** START Record list **

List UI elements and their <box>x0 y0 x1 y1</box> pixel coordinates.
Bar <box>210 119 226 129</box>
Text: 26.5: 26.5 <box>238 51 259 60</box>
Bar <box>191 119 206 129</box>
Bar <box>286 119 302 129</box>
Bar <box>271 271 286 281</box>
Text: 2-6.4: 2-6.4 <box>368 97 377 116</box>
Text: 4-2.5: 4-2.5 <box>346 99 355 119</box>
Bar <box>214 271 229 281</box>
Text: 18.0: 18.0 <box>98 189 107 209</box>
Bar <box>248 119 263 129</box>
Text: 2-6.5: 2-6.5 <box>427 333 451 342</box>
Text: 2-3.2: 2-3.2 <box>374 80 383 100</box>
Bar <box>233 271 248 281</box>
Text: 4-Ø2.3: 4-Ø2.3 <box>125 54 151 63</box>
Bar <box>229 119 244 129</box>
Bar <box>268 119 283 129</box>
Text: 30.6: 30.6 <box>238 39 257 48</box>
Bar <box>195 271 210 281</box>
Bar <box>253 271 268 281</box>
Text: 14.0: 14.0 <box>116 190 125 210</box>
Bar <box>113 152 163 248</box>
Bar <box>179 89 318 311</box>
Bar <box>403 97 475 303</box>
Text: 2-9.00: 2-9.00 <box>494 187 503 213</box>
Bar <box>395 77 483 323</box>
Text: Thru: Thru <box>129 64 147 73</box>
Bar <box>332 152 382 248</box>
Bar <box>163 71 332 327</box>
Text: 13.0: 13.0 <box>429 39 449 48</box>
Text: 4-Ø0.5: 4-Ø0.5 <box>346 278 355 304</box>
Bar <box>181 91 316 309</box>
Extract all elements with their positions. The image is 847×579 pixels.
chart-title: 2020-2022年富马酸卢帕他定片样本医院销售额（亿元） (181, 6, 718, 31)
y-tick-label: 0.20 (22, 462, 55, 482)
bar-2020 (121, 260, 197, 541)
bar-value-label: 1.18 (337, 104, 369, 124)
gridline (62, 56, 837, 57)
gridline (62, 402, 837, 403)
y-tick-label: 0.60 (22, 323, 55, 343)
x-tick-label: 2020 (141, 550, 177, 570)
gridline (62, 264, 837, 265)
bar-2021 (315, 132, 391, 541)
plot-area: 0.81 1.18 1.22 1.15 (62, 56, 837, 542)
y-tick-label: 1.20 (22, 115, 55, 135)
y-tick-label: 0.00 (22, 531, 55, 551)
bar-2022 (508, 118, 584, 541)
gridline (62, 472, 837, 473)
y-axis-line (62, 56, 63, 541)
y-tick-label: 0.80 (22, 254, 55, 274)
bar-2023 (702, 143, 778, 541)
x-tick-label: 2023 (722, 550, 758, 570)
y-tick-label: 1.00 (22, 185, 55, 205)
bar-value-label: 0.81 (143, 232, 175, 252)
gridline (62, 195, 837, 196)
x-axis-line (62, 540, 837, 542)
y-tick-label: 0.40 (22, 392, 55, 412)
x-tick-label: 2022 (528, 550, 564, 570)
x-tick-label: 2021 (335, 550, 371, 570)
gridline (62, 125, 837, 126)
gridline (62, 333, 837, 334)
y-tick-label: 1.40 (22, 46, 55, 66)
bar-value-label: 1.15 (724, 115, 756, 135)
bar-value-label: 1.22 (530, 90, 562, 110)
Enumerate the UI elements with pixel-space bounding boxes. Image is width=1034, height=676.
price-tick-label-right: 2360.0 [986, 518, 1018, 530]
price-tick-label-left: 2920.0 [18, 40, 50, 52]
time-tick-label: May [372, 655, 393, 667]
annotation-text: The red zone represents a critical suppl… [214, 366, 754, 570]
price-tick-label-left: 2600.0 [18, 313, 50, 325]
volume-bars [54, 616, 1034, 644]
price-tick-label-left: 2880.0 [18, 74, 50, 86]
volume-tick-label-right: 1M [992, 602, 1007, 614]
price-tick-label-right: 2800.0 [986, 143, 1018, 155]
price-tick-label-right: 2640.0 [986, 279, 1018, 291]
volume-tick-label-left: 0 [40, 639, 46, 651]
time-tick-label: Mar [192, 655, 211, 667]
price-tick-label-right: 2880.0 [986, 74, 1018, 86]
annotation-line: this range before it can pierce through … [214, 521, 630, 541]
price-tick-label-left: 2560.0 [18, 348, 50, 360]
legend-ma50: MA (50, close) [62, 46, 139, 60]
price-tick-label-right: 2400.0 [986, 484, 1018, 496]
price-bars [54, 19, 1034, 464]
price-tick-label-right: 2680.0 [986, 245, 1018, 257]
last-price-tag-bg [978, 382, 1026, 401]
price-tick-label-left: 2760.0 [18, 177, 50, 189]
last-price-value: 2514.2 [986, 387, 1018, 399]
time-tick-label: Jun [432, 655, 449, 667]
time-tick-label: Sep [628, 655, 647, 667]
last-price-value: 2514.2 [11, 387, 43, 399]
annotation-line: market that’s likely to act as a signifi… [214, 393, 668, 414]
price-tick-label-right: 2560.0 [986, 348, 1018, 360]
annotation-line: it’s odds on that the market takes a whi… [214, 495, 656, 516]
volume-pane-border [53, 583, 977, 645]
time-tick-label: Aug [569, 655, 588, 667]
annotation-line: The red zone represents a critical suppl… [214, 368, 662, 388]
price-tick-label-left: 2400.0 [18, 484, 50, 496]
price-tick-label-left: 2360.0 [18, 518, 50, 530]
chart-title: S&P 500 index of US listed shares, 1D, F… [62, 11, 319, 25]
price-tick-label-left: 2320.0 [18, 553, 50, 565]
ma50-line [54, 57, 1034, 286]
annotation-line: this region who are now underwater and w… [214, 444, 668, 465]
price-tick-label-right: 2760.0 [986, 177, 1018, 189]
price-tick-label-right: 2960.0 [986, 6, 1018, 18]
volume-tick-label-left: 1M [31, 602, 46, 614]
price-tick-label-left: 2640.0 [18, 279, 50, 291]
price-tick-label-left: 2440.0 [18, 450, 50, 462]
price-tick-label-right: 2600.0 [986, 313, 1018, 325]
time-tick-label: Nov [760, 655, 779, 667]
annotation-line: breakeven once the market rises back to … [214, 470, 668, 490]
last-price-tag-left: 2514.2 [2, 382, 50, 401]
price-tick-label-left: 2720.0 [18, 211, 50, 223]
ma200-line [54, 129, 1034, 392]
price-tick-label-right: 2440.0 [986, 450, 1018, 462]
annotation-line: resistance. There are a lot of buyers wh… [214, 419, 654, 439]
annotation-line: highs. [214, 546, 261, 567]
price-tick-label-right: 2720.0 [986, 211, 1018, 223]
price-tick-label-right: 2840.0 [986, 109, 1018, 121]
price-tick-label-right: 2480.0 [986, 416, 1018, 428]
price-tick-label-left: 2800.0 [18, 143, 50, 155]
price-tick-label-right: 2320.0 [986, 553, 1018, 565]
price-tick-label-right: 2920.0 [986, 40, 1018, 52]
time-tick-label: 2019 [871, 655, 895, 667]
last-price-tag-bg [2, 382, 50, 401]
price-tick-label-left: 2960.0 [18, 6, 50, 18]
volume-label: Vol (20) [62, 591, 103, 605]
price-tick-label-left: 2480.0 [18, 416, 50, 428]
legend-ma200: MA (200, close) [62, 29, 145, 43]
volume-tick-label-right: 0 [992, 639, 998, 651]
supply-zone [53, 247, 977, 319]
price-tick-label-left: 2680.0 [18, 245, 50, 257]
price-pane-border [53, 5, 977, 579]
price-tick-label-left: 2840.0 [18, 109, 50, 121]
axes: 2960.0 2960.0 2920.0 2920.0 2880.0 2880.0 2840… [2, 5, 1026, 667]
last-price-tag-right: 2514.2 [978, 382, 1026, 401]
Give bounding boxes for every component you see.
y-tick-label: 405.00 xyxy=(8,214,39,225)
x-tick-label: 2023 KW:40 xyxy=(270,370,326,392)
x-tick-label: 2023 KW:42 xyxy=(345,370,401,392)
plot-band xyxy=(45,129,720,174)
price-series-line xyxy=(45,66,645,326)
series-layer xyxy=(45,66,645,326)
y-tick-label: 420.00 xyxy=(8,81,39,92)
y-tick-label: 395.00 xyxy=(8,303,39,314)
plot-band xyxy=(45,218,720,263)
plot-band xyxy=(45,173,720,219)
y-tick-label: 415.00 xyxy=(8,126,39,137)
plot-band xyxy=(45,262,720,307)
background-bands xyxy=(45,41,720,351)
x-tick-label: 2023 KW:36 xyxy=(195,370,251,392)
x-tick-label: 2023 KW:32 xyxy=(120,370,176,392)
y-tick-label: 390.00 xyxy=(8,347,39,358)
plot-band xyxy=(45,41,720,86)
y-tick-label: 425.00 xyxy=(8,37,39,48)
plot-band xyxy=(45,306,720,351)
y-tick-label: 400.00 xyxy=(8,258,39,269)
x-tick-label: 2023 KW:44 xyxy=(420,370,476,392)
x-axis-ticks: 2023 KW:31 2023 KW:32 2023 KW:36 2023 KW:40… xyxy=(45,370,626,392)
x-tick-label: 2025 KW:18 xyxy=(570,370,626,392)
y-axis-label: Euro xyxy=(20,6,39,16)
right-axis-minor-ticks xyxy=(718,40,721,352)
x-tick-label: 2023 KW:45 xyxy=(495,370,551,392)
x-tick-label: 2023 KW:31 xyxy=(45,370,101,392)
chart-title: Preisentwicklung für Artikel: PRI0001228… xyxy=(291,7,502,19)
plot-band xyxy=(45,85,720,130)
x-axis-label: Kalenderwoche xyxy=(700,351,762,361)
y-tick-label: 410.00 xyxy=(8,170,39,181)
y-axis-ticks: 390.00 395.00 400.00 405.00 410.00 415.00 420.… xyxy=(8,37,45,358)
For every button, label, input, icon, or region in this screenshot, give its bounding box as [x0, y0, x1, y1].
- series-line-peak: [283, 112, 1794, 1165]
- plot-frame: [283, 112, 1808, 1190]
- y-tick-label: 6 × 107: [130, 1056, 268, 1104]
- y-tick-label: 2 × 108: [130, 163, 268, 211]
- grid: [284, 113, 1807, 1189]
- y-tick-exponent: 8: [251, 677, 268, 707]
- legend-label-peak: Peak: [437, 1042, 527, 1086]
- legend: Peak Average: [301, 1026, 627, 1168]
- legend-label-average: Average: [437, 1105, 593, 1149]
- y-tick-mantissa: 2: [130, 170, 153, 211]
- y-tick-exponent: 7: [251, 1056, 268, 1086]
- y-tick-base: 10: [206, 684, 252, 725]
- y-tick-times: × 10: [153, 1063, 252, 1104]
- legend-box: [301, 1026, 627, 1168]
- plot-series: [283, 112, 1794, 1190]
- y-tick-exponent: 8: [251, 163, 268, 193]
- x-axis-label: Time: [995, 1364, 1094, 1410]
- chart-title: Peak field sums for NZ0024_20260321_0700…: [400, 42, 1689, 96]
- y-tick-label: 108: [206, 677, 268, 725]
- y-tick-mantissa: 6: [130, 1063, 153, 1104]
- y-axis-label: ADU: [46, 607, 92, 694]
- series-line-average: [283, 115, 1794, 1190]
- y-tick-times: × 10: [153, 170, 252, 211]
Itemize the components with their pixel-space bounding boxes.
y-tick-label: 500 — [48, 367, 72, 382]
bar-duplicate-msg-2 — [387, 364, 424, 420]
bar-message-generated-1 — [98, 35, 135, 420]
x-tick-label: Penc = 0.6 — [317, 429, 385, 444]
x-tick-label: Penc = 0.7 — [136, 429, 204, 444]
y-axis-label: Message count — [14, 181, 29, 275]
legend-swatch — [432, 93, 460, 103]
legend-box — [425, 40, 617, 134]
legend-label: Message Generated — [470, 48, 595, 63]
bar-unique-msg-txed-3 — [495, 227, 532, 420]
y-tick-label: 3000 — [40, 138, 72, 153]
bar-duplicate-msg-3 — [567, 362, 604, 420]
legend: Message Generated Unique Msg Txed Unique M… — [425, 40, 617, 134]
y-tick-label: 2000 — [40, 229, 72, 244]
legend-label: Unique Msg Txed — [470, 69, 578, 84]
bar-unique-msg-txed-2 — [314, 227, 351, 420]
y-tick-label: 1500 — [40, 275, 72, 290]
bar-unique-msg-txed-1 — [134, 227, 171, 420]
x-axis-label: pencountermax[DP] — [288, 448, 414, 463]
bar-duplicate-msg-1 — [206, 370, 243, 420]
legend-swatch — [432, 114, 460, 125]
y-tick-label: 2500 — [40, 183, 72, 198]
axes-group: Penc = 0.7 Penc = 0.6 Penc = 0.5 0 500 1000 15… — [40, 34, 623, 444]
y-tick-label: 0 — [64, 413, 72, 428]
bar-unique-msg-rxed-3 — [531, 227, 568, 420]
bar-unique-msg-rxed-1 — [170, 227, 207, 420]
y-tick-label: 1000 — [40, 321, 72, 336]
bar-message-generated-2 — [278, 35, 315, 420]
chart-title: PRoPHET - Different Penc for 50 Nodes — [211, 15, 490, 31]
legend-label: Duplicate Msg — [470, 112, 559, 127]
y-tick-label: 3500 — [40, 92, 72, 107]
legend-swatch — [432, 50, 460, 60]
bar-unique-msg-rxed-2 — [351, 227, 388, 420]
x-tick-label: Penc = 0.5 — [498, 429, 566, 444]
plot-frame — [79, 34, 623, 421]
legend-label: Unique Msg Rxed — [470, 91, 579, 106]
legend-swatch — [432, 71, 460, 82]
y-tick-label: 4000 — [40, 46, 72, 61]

** END Record list **

To do: Copy the material from its start through the line containing "x-tick-label: 2023 (722, 550, 758, 570)", both ends included, replacing every "gridline" with "grid line" and leaving everything else unchanged.

Result of this task:
List UI elements and their <box>x0 y0 x1 y1</box> pixel coordinates.
Bar <box>210 119 226 129</box>
Text: 26.5: 26.5 <box>238 51 259 60</box>
Bar <box>191 119 206 129</box>
Bar <box>286 119 302 129</box>
Bar <box>271 271 286 281</box>
Text: 2-6.4: 2-6.4 <box>368 97 377 116</box>
Text: 4-2.5: 4-2.5 <box>346 99 355 119</box>
Bar <box>214 271 229 281</box>
Text: 18.0: 18.0 <box>98 189 107 209</box>
Bar <box>248 119 263 129</box>
Text: 2-6.5: 2-6.5 <box>427 333 451 342</box>
Text: 2-3.2: 2-3.2 <box>374 80 383 100</box>
Bar <box>233 271 248 281</box>
Text: 4-Ø2.3: 4-Ø2.3 <box>125 54 151 63</box>
Bar <box>229 119 244 129</box>
Bar <box>268 119 283 129</box>
Text: 30.6: 30.6 <box>238 39 257 48</box>
Bar <box>195 271 210 281</box>
Bar <box>253 271 268 281</box>
Text: 14.0: 14.0 <box>116 190 125 210</box>
Bar <box>113 152 163 248</box>
Bar <box>179 89 318 311</box>
Bar <box>403 97 475 303</box>
Text: 2-9.00: 2-9.00 <box>494 187 503 213</box>
Bar <box>395 77 483 323</box>
Text: Thru: Thru <box>129 64 147 73</box>
Bar <box>332 152 382 248</box>
Bar <box>163 71 332 327</box>
Text: 13.0: 13.0 <box>429 39 449 48</box>
Text: 4-Ø0.5: 4-Ø0.5 <box>346 278 355 304</box>
Bar <box>181 91 316 309</box>
Extract all elements with their positions. The image is 847×579 pixels.
chart-title: 2020-2022年富马酸卢帕他定片样本医院销售额（亿元） (181, 6, 718, 31)
y-tick-label: 0.20 (22, 462, 55, 482)
bar-2020 (121, 260, 197, 541)
bar-value-label: 1.18 (337, 104, 369, 124)
grid line (62, 56, 837, 57)
grid line (62, 402, 837, 403)
y-tick-label: 0.60 (22, 323, 55, 343)
x-tick-label: 2020 (141, 550, 177, 570)
grid line (62, 264, 837, 265)
bar-2021 (315, 132, 391, 541)
plot-area: 0.81 1.18 1.22 1.15 (62, 56, 837, 542)
y-tick-label: 1.20 (22, 115, 55, 135)
y-tick-label: 0.00 (22, 531, 55, 551)
bar-2022 (508, 118, 584, 541)
grid line (62, 472, 837, 473)
y-axis-line (62, 56, 63, 541)
y-tick-label: 0.80 (22, 254, 55, 274)
bar-2023 (702, 143, 778, 541)
x-tick-label: 2023 (722, 550, 758, 570)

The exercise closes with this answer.